To stop the OpenAI-compatible server, press `CTRL+C` in the terminal where it is running.


---
## Resource Notes

- **Hardware**: Nemotron-49B-v1.5 is a large model. For optimal performance, running on a multi-GPU setup with high-speed interconnects (like NVLink) is recommended.
- **Quantization**: vLLM supports various quantization techniques that can significantly reduce the memory footprint of the model, allowing it to run on smaller GPUs.
- **Chat Templates**: When using the OpenAI-compatible server, vLLM automatically applies the correct chat template for the model, which is crucial for getting properly formatted and accurate responses in conversational tasks.
- **Tool Calling**: The `--enable-auto-tool-choice` and `--tool-call-parser` flags enable advanced tool-calling capabilities for the model.

_ACTIVITY_
Extend the vLLM guide for serving Nemotron-49B-v1.5, picking up after its last resource note on tool calling.

_RECORD EXCERPTS_
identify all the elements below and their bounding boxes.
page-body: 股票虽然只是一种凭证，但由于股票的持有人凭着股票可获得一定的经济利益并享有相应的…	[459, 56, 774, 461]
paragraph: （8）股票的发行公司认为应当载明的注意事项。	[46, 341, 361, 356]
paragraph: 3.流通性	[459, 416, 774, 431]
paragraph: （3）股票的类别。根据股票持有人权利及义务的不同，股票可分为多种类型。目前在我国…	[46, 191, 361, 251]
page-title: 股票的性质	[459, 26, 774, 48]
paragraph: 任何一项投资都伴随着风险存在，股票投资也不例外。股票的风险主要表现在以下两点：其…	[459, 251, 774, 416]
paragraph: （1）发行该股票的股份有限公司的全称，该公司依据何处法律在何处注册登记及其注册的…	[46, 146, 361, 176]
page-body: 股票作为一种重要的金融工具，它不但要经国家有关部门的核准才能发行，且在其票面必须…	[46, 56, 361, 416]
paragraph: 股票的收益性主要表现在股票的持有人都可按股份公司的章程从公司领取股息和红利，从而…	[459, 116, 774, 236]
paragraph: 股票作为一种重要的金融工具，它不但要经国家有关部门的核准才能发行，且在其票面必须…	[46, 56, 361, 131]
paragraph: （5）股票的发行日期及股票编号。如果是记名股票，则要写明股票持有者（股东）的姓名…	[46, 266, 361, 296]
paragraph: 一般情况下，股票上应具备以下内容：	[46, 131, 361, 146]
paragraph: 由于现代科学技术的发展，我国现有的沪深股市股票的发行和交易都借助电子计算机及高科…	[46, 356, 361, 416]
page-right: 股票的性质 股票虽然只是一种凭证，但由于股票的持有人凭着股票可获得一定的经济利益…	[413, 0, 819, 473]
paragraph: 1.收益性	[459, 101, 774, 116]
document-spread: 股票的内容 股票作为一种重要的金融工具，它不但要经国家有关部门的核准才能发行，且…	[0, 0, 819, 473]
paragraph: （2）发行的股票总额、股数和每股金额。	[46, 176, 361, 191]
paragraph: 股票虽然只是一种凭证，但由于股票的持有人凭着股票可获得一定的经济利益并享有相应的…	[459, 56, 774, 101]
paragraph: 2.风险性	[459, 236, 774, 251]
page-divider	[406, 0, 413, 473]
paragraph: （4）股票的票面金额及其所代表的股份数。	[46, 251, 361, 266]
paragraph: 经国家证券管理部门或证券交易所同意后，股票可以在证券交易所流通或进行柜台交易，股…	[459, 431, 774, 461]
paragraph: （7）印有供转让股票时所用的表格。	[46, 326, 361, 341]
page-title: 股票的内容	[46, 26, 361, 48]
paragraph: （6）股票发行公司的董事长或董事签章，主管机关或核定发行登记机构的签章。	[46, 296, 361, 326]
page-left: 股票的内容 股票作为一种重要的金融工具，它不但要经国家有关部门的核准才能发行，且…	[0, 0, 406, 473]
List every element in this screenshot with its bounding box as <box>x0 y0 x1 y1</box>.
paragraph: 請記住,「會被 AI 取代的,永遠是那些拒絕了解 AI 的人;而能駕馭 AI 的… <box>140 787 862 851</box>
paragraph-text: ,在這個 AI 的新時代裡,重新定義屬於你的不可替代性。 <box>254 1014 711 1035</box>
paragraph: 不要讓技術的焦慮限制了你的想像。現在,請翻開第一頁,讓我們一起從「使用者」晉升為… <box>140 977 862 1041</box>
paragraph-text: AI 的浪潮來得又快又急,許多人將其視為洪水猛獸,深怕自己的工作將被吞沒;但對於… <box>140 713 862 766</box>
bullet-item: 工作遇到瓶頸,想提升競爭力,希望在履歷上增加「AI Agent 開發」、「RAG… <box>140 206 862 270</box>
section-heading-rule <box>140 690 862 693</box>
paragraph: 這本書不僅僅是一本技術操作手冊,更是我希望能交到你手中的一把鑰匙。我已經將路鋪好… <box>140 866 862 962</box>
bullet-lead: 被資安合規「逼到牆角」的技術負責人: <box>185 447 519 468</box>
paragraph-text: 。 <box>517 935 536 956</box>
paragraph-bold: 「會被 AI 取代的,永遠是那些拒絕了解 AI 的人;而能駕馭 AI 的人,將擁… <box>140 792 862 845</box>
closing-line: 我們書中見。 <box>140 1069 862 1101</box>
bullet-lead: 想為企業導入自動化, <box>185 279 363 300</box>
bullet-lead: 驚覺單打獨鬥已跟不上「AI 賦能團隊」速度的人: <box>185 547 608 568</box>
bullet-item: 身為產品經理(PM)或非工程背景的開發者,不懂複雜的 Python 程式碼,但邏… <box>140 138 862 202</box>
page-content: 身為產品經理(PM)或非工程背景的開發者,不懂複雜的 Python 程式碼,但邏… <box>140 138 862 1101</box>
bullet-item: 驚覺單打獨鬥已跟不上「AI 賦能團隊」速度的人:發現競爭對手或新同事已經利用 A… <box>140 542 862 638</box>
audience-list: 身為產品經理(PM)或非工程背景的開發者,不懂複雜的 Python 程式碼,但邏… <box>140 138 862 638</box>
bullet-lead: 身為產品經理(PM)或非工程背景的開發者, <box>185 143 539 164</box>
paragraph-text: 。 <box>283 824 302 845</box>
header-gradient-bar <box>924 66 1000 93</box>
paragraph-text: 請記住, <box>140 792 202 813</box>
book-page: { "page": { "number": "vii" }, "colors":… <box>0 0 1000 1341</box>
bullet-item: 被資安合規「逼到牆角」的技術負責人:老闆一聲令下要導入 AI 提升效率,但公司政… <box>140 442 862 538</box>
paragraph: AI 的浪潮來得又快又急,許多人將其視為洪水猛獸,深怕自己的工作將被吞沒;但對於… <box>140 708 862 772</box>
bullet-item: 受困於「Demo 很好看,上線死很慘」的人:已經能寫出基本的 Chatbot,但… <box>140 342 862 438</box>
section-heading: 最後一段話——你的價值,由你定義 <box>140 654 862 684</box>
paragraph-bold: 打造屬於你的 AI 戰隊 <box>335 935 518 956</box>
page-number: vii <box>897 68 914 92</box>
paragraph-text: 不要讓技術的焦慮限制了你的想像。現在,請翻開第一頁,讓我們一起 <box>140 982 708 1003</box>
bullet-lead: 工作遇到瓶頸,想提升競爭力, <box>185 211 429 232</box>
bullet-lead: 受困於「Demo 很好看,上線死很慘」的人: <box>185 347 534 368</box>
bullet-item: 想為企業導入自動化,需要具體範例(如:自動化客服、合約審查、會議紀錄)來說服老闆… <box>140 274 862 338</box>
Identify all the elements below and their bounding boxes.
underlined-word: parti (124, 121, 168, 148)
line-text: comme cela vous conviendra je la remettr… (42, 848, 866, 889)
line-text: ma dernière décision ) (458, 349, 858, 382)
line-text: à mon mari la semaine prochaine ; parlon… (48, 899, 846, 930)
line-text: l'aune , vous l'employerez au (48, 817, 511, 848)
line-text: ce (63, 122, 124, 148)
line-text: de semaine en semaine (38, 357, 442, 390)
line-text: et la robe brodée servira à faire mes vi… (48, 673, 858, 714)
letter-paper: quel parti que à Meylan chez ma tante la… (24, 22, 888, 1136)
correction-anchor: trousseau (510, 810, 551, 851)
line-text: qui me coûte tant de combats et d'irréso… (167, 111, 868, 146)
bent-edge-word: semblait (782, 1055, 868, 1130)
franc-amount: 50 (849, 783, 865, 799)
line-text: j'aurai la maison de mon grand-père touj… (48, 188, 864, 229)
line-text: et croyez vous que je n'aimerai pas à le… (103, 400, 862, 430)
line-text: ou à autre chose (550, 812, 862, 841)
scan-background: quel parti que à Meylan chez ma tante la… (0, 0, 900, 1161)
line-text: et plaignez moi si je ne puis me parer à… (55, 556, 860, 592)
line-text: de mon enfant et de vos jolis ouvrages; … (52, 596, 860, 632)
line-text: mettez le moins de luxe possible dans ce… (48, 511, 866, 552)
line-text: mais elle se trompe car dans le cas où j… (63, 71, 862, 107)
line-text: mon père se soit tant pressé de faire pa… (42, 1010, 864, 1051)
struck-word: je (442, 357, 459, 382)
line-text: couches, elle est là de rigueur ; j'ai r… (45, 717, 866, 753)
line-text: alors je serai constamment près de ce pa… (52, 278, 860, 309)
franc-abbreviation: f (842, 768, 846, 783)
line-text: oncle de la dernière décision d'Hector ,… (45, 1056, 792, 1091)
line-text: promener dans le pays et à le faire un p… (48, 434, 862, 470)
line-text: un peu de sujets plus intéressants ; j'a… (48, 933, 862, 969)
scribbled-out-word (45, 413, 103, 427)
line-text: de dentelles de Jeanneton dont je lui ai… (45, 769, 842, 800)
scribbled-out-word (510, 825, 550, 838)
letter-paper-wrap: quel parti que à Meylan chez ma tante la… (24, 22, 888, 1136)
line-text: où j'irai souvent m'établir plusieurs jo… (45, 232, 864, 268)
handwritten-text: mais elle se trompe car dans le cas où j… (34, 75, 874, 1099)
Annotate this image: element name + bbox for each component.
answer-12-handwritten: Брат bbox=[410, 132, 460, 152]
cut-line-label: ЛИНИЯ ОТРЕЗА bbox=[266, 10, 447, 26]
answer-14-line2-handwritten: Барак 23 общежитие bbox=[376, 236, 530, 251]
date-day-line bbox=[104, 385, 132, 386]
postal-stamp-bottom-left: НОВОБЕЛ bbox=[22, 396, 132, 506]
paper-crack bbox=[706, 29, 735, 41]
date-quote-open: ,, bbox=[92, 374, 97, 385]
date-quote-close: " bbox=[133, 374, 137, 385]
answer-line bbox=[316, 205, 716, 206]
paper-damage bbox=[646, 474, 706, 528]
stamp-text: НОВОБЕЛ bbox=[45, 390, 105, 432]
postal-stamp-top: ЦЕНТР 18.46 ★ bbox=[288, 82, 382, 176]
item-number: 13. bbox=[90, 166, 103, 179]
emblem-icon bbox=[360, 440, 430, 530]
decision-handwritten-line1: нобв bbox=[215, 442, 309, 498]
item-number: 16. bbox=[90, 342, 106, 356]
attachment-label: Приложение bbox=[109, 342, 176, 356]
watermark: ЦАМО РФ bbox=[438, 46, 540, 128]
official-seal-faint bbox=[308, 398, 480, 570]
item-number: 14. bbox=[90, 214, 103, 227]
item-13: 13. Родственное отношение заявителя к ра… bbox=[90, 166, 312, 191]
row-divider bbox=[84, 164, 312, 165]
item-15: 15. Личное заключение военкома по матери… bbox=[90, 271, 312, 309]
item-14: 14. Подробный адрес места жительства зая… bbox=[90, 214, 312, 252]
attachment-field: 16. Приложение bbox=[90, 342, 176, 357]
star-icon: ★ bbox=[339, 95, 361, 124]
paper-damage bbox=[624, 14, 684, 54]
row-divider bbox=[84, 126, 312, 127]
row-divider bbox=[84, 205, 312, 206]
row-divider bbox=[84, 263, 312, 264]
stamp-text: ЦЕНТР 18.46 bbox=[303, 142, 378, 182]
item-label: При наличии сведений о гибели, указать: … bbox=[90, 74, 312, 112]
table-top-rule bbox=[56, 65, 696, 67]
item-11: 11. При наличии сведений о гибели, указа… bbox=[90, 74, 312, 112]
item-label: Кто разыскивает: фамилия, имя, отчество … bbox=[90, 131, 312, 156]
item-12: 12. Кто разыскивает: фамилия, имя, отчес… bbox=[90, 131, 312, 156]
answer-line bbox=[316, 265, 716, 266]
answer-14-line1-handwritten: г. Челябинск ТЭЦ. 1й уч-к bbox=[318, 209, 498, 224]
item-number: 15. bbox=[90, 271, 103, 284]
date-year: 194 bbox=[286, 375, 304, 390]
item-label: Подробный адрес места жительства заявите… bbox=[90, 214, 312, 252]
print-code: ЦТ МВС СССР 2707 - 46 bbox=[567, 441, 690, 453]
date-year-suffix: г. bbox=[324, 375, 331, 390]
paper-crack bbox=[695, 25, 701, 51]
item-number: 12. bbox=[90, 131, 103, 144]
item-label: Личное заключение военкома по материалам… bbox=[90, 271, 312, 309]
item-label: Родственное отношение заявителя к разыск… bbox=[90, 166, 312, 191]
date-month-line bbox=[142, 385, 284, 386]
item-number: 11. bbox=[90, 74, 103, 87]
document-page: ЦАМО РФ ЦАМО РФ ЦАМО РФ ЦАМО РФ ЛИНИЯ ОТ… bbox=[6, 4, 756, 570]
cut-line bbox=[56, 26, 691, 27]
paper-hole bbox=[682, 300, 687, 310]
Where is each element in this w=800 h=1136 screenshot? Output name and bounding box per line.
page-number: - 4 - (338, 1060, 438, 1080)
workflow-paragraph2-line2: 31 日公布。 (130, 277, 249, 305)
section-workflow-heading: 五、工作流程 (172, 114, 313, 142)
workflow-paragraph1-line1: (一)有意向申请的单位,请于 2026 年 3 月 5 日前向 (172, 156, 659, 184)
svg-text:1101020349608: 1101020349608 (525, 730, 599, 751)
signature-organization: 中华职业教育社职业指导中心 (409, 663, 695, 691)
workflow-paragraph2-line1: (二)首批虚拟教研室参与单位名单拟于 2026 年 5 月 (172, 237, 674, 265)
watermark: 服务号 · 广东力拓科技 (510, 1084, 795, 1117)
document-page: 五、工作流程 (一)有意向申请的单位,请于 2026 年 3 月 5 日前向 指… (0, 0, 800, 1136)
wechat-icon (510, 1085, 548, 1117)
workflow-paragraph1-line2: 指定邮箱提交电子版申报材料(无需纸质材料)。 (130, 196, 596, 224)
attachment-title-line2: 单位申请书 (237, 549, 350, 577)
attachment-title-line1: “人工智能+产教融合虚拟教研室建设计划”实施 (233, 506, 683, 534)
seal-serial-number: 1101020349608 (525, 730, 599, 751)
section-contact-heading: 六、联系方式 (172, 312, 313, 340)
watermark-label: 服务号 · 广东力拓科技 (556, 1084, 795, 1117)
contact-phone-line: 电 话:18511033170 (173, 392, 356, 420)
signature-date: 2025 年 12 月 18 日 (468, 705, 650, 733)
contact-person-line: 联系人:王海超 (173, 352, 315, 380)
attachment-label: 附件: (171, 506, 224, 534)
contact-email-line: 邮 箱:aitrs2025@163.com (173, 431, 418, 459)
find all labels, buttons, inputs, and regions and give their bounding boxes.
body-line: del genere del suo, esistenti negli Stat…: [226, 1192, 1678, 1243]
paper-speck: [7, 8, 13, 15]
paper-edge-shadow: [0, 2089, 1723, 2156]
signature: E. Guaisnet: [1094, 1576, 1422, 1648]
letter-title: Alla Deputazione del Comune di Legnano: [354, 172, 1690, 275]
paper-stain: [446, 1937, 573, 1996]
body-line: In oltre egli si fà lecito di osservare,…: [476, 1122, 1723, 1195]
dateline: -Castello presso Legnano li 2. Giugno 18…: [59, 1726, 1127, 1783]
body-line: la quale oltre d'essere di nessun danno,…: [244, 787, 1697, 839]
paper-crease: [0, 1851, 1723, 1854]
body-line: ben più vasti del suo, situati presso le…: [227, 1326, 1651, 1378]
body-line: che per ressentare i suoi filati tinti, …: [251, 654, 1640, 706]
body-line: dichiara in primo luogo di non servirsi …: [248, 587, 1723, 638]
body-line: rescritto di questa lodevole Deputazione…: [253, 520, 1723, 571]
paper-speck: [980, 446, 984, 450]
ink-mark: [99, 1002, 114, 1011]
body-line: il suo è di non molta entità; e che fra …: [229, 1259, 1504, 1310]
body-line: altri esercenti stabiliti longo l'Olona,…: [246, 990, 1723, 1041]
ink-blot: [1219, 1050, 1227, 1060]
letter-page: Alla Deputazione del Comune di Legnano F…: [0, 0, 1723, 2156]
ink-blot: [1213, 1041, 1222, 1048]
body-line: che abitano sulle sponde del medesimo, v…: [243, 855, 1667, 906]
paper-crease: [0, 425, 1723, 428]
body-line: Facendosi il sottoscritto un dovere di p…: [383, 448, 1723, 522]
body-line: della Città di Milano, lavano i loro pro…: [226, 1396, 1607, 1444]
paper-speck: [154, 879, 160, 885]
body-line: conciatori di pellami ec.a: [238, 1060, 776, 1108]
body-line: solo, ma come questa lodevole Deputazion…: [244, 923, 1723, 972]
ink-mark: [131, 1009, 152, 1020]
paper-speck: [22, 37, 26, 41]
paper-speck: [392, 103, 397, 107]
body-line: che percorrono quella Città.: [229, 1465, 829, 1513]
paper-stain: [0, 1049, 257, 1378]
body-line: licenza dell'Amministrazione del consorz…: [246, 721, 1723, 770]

_EXPECTED ANSWER_
## Conclusion

In this notebook, you have learned how to:
- Run inference with the Nemotron-49B-v1.5 model using the vLLM Python API.
- Deploy the model as an OpenAI-compatible server.
- Interact with the server using both a Python client and `curl` for chat, streaming, and reasoning mode demonstrations.
- Utilize the model's reasoning modes for different use cases.

This notebook provides a solid foundation for building applications with Nemotron and vLLM.